_Task to complete_.
Provide the number of lines where the word "mating" occurs, and no other text.

----------

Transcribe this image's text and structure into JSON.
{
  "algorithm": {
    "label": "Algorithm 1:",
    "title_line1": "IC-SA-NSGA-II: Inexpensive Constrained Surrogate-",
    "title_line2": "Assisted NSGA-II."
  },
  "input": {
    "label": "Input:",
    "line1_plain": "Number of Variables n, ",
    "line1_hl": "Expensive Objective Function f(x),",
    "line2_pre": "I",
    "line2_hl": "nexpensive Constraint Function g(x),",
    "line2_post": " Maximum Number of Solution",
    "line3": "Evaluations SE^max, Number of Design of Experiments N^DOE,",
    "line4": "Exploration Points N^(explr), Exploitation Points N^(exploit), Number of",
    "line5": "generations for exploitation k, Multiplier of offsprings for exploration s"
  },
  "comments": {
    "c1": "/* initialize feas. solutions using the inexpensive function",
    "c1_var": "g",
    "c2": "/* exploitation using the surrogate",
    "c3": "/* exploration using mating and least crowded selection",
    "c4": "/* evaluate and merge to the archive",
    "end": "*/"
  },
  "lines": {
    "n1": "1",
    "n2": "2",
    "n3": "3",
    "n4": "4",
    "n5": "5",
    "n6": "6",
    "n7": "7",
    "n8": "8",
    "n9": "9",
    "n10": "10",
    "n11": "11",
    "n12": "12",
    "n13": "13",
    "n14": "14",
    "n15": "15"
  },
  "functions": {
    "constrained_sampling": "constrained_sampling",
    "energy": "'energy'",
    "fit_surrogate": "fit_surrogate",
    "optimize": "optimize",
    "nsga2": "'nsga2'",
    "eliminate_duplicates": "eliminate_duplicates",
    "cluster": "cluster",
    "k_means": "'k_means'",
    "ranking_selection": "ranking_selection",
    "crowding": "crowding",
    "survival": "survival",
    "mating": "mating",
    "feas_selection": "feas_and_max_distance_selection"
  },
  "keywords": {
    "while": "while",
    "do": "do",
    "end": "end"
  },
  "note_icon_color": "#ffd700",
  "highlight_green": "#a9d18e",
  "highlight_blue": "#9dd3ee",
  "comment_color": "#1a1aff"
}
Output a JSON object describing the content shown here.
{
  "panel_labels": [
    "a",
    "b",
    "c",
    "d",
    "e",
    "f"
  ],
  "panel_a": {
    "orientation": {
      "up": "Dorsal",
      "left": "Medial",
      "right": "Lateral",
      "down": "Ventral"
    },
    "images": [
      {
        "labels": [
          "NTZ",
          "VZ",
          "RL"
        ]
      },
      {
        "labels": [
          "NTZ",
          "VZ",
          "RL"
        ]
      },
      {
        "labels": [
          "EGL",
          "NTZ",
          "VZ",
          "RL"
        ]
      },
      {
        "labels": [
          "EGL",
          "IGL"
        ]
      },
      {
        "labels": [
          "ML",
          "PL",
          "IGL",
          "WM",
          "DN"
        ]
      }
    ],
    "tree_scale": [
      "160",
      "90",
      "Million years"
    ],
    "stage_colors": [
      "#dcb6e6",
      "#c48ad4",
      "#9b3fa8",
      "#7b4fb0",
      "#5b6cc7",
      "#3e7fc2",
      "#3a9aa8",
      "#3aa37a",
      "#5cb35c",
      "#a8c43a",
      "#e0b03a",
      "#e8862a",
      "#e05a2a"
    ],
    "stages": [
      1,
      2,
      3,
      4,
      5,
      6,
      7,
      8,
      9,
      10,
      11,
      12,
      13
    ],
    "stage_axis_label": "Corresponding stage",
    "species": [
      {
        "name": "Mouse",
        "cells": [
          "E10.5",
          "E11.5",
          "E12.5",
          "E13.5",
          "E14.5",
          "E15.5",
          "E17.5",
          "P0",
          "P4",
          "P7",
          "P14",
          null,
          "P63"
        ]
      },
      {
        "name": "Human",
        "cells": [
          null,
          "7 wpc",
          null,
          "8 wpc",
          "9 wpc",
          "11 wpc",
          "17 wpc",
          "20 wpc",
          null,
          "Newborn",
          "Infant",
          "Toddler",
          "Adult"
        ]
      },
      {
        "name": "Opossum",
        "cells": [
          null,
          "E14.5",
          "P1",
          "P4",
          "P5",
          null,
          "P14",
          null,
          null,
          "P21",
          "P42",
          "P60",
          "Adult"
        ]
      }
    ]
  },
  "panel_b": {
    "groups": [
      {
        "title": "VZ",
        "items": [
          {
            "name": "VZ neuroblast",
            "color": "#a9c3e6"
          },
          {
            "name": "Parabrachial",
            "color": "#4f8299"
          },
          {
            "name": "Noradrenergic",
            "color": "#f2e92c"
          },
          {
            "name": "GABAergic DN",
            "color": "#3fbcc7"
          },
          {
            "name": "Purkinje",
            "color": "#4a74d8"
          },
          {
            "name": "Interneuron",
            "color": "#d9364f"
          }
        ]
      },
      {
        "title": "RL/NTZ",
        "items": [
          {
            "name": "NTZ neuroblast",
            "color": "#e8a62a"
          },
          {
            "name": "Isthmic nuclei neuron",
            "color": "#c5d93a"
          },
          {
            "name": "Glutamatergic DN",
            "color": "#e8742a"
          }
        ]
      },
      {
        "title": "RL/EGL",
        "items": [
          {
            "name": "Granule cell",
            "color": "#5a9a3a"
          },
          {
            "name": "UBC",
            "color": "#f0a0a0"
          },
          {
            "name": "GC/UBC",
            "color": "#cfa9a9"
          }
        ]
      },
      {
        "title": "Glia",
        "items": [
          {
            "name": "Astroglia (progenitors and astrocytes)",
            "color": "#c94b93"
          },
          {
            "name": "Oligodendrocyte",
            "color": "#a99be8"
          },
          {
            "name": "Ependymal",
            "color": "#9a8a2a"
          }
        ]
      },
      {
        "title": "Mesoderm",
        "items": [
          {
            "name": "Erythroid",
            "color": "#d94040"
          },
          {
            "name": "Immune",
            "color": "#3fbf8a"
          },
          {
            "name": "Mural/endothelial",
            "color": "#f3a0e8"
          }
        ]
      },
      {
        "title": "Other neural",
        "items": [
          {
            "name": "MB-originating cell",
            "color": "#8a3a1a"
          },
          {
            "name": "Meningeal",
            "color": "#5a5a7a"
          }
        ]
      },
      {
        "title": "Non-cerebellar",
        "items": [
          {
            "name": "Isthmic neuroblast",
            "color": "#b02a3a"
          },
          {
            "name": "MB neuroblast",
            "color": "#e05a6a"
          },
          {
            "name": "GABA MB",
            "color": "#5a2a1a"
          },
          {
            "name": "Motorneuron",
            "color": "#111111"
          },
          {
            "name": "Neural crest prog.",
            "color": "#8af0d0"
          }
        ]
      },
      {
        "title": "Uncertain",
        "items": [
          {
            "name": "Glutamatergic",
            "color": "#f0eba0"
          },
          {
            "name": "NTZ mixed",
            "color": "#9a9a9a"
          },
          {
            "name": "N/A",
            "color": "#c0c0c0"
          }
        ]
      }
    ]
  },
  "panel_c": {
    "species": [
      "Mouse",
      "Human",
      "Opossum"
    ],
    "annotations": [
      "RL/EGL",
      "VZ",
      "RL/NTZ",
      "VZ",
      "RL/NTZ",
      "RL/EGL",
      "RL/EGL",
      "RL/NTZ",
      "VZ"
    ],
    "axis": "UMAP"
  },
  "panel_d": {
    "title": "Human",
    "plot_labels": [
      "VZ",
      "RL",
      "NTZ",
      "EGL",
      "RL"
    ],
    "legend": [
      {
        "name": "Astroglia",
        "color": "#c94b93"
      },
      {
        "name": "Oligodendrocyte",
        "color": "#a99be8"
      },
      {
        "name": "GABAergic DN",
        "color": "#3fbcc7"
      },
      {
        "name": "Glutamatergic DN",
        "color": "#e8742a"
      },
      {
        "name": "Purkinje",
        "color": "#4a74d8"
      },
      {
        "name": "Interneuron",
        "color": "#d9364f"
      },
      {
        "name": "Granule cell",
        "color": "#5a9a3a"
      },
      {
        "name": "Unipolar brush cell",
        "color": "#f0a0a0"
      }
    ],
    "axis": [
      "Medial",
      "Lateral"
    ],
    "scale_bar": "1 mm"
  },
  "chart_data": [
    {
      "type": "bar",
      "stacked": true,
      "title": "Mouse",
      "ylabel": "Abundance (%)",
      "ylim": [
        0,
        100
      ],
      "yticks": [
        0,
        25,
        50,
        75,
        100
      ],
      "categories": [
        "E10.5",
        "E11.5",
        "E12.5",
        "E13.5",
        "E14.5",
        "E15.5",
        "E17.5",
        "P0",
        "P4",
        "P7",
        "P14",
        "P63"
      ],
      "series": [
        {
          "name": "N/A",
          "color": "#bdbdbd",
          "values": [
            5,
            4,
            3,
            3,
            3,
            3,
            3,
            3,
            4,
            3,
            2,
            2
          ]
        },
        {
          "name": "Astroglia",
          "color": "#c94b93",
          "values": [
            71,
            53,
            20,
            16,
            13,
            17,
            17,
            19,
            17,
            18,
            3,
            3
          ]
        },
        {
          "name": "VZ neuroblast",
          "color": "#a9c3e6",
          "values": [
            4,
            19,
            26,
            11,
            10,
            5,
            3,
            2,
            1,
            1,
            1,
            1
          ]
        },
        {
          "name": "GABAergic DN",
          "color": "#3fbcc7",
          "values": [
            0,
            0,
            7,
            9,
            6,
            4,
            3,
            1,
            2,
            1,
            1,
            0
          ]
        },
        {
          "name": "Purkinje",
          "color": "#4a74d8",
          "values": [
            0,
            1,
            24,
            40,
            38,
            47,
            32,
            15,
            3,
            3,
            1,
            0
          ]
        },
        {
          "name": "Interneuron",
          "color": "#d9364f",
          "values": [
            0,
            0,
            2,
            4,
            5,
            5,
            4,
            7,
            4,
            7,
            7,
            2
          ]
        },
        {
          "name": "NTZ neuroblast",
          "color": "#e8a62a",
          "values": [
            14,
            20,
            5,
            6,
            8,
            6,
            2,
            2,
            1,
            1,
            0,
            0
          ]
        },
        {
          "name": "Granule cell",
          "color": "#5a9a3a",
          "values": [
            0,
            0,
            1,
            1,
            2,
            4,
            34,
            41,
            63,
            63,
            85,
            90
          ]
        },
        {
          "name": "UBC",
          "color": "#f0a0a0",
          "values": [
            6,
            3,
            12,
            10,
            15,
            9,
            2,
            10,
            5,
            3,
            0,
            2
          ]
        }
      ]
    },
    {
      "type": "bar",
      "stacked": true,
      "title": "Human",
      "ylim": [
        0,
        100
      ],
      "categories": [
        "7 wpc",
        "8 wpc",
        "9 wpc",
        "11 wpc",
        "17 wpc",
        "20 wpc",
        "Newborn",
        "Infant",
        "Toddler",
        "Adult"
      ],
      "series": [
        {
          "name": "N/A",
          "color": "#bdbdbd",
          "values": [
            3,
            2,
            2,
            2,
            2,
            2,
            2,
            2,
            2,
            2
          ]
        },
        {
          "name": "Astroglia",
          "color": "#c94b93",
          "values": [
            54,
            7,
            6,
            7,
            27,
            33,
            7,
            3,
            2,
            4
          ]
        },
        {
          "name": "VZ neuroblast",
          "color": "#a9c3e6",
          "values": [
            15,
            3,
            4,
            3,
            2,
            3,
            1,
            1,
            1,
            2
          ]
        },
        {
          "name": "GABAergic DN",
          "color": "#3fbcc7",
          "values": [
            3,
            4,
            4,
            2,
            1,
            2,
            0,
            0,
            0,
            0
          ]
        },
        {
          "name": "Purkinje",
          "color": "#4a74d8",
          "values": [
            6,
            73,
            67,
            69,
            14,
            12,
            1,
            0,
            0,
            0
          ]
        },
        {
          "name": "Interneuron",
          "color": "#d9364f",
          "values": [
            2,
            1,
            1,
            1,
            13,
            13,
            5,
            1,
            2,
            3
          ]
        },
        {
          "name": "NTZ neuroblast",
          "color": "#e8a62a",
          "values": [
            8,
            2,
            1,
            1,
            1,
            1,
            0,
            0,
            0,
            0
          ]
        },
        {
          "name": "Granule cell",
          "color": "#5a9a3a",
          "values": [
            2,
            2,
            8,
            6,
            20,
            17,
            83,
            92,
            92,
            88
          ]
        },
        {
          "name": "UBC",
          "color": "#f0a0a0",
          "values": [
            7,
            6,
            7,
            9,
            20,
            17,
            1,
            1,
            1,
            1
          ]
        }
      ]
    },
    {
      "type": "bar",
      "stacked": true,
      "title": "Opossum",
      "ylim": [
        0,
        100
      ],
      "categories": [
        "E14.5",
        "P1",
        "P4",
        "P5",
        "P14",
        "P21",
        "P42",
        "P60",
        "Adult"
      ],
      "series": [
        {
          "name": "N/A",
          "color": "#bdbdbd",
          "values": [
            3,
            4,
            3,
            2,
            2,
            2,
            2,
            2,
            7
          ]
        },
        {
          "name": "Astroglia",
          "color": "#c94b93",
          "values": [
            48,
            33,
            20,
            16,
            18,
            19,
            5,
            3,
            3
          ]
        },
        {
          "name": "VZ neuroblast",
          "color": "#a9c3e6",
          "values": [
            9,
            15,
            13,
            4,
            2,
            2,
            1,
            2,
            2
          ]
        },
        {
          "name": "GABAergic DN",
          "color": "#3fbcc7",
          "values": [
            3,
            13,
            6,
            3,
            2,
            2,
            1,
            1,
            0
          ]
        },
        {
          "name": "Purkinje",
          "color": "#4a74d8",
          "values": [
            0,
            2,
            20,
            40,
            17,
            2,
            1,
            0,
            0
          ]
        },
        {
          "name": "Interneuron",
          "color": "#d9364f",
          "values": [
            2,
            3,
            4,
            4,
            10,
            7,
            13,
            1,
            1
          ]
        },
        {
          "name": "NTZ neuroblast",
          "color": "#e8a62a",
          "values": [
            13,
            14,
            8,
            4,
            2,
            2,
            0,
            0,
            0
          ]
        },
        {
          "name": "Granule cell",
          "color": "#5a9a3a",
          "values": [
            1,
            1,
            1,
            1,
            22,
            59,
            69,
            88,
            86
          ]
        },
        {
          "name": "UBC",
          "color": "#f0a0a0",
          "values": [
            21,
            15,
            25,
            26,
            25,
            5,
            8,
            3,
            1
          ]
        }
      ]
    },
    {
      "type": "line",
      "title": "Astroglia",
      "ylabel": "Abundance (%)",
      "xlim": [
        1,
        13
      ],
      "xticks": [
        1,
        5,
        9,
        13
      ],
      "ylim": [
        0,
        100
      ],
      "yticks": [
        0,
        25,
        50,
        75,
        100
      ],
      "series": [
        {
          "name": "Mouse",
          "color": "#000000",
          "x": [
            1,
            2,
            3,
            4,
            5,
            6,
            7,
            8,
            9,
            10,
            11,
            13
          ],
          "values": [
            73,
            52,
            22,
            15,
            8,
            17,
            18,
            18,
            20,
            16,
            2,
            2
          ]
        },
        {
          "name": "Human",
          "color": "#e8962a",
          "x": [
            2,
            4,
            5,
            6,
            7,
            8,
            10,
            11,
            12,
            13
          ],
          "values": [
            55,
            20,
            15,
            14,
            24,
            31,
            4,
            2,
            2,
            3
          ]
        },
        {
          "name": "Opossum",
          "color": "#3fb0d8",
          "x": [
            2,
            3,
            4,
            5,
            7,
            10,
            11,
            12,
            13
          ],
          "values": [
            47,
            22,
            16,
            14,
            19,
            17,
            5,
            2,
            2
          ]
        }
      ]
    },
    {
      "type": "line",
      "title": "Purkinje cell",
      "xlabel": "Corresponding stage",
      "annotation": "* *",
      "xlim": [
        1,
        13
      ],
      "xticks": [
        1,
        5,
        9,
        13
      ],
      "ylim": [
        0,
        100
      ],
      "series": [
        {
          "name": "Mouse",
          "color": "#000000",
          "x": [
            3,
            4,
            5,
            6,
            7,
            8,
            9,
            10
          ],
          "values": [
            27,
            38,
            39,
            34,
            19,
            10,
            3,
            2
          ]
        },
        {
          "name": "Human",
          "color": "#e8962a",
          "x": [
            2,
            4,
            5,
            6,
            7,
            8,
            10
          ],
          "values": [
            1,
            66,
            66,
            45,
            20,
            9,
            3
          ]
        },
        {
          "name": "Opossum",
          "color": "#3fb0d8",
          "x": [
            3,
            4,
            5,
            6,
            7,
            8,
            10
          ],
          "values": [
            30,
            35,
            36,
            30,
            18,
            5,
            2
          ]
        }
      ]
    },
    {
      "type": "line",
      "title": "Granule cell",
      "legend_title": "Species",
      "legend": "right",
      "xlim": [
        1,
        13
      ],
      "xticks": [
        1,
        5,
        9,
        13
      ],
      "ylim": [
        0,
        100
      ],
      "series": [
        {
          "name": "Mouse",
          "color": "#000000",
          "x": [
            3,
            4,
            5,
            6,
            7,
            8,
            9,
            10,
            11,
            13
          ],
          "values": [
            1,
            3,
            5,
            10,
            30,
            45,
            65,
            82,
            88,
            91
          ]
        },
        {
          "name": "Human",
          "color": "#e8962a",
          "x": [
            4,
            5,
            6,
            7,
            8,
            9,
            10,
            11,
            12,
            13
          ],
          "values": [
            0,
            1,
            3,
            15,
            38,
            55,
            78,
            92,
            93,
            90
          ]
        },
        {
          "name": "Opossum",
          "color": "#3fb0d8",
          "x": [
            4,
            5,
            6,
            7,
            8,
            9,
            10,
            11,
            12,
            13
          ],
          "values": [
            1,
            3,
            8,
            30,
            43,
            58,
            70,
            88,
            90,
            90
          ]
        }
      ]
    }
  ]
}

----------

_Answer to this problem_.
2